PROVIDED DATA:
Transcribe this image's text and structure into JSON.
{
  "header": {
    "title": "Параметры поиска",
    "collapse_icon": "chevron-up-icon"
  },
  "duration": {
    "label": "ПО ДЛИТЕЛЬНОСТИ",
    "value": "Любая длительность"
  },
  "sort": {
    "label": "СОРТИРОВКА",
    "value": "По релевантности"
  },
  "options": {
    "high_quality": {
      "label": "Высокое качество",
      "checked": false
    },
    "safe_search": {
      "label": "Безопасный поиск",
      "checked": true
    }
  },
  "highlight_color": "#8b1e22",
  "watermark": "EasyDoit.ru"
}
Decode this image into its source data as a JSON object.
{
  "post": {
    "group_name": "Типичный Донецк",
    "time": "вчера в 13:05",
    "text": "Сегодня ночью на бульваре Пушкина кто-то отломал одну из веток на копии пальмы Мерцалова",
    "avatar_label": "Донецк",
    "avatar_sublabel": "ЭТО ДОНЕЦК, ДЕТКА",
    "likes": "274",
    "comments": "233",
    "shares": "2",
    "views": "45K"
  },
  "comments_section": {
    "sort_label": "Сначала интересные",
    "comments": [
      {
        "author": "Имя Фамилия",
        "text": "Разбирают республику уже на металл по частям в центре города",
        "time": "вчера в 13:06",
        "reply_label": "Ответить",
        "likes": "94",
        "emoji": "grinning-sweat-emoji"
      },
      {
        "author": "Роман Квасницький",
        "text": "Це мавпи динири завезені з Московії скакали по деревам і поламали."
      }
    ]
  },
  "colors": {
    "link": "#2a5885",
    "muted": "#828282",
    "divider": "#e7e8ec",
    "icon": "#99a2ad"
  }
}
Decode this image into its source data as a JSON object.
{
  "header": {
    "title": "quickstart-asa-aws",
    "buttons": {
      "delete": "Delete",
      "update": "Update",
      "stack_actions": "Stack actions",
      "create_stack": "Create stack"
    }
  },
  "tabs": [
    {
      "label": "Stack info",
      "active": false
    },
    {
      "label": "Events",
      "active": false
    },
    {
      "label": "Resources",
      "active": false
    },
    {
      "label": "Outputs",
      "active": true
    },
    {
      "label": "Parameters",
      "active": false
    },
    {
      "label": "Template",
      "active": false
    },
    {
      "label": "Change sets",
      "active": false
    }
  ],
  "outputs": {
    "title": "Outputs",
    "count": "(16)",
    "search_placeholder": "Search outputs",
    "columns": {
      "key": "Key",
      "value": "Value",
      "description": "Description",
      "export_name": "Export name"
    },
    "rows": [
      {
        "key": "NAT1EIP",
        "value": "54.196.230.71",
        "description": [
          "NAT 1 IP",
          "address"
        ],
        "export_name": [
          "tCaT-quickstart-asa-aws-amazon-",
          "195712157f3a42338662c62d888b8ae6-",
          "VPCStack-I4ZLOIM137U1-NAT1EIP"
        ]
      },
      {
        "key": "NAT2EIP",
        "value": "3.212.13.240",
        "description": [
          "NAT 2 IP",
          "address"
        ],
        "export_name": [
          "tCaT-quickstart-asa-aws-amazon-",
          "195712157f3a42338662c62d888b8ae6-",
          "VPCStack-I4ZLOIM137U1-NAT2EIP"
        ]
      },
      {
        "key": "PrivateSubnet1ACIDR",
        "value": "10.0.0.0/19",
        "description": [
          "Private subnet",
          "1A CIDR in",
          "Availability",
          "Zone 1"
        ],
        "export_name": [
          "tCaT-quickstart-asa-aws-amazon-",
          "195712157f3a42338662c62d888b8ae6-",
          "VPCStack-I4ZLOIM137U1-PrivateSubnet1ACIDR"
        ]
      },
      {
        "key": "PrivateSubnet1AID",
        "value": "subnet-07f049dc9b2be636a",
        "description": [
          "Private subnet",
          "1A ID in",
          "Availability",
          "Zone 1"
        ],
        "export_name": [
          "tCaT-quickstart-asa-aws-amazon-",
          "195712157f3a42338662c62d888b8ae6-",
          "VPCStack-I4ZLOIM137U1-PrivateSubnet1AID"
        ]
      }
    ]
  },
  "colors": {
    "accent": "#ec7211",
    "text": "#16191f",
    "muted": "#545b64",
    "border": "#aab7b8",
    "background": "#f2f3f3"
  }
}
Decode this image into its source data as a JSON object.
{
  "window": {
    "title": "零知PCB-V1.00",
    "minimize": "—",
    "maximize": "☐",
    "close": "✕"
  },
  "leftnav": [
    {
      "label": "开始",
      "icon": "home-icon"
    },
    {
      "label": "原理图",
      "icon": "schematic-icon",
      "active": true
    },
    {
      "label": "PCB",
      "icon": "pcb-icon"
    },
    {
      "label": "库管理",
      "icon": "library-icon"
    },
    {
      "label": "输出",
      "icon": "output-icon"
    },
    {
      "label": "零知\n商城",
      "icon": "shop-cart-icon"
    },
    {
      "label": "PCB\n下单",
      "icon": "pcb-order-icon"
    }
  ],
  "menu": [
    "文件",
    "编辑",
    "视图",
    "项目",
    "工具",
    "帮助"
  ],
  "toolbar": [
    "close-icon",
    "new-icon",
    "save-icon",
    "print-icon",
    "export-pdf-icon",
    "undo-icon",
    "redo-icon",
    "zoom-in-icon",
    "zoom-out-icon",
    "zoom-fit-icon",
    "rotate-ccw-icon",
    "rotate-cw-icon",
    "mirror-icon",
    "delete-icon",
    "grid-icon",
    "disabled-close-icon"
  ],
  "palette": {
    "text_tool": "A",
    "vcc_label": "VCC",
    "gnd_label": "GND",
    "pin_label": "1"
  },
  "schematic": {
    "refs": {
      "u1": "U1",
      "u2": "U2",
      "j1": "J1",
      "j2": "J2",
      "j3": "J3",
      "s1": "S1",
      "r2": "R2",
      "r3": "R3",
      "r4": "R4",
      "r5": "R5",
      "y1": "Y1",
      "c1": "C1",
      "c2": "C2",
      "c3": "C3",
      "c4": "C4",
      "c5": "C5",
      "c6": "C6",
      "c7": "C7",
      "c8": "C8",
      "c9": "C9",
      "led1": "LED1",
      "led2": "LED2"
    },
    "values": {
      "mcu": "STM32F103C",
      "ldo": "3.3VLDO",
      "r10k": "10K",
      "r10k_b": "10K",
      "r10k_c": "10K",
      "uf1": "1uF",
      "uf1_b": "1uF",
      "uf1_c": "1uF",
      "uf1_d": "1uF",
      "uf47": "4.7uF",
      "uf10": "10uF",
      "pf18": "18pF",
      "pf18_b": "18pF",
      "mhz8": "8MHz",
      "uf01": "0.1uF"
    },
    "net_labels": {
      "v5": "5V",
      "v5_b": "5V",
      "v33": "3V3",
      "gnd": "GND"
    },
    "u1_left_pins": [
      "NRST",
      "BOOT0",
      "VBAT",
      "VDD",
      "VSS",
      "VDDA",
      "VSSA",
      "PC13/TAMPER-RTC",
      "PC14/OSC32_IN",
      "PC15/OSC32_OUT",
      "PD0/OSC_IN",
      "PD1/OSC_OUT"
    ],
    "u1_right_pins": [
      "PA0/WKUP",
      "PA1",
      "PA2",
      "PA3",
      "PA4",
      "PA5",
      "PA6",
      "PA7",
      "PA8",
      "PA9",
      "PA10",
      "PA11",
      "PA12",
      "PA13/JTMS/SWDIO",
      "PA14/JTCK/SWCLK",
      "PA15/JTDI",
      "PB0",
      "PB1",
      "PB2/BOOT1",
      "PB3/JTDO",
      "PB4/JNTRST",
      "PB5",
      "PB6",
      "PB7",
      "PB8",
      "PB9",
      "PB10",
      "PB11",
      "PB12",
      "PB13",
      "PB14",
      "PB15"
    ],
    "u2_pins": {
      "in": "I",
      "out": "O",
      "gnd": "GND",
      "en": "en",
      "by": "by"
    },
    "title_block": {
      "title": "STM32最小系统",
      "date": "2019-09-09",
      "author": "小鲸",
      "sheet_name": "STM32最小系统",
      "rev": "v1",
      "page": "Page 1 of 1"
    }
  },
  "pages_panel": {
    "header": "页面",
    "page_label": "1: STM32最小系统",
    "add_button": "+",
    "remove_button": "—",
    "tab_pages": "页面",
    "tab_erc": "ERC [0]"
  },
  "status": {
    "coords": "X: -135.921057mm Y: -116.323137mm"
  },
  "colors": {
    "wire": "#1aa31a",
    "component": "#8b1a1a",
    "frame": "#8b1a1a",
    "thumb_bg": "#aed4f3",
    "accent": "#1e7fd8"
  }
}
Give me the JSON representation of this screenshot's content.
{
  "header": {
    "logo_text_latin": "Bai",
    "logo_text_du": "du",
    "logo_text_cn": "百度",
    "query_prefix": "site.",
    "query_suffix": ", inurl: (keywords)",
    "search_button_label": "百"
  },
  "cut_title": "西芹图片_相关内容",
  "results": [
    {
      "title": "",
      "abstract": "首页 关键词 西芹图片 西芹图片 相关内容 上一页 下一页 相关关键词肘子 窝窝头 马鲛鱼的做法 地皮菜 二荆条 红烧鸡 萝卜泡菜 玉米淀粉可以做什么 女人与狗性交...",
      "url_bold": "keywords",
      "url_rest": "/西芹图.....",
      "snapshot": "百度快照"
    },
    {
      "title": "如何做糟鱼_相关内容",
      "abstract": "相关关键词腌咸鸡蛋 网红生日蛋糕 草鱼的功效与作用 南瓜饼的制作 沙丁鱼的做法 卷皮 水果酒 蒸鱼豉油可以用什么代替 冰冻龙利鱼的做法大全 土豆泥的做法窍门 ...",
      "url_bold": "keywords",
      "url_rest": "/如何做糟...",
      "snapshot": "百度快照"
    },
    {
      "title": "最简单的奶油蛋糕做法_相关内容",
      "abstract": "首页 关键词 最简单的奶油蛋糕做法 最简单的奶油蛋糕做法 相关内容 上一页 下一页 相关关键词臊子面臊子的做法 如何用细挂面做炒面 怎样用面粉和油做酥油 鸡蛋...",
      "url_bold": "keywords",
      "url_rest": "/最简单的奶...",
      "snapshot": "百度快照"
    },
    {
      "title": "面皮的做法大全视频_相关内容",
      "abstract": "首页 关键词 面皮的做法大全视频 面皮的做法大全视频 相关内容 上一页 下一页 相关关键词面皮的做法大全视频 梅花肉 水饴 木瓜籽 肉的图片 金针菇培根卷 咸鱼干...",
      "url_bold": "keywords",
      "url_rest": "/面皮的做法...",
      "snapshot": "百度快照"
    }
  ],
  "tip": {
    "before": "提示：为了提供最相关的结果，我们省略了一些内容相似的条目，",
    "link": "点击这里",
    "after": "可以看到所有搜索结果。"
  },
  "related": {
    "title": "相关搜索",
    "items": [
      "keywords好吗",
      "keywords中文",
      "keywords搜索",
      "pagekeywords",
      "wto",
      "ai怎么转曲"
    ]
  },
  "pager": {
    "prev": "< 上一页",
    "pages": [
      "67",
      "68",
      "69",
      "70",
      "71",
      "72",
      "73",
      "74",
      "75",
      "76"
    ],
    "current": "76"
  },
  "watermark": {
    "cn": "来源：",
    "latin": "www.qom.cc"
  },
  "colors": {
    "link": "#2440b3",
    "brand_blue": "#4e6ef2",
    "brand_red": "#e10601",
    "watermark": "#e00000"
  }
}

GIVEN INSTRUCTION:
Repeat exactly the lines from the line containing "Give me the" through the end of the listing above; both boundary lines are part of the output.

FINISHED TASK:
Give me the JSON representation of this screenshot's content.
{
  "header": {
    "logo_text_latin": "Bai",
    "logo_text_du": "du",
    "logo_text_cn": "百度",
    "query_prefix": "site.",
    "query_suffix": ", inurl: (keywords)",
    "search_button_label": "百"
  },
  "cut_title": "西芹图片_相关内容",
  "results": [
    {
      "title": "",
      "abstract": "首页 关键词 西芹图片 西芹图片 相关内容 上一页 下一页 相关关键词肘子 窝窝头 马鲛鱼的做法 地皮菜 二荆条 红烧鸡 萝卜泡菜 玉米淀粉可以做什么 女人与狗性交...",
      "url_bold": "keywords",
      "url_rest": "/西芹图.....",
      "snapshot": "百度快照"
    },
    {
      "title": "如何做糟鱼_相关内容",
      "abstract": "相关关键词腌咸鸡蛋 网红生日蛋糕 草鱼的功效与作用 南瓜饼的制作 沙丁鱼的做法 卷皮 水果酒 蒸鱼豉油可以用什么代替 冰冻龙利鱼的做法大全 土豆泥的做法窍门 ...",
      "url_bold": "keywords",
      "url_rest": "/如何做糟...",
      "snapshot": "百度快照"
    },
    {
      "title": "最简单的奶油蛋糕做法_相关内容",
      "abstract": "首页 关键词 最简单的奶油蛋糕做法 最简单的奶油蛋糕做法 相关内容 上一页 下一页 相关关键词臊子面臊子的做法 如何用细挂面做炒面 怎样用面粉和油做酥油 鸡蛋...",
      "url_bold": "keywords",
      "url_rest": "/最简单的奶...",
      "snapshot": "百度快照"
    },
    {
      "title": "面皮的做法大全视频_相关内容",
      "abstract": "首页 关键词 面皮的做法大全视频 面皮的做法大全视频 相关内容 上一页 下一页 相关关键词面皮的做法大全视频 梅花肉 水饴 木瓜籽 肉的图片 金针菇培根卷 咸鱼干...",
      "url_bold": "keywords",
      "url_rest": "/面皮的做法...",
      "snapshot": "百度快照"
    }
  ],
  "tip": {
    "before": "提示：为了提供最相关的结果，我们省略了一些内容相似的条目，",
    "link": "点击这里",
    "after": "可以看到所有搜索结果。"
  },
  "related": {
    "title": "相关搜索",
    "items": [
      "keywords好吗",
      "keywords中文",
      "keywords搜索",
      "pagekeywords",
      "wto",
      "ai怎么转曲"
    ]
  },
  "pager": {
    "prev": "< 上一页",
    "pages": [
      "67",
      "68",
      "69",
      "70",
      "71",
      "72",
      "73",
      "74",
      "75",
      "76"
    ],
    "current": "76"
  },
  "watermark": {
    "cn": "来源：",
    "latin": "www.qom.cc"
  },
  "colors": {
    "link": "#2440b3",
    "brand_blue": "#4e6ef2",
    "brand_red": "#e10601",
    "watermark": "#e00000"
  }
}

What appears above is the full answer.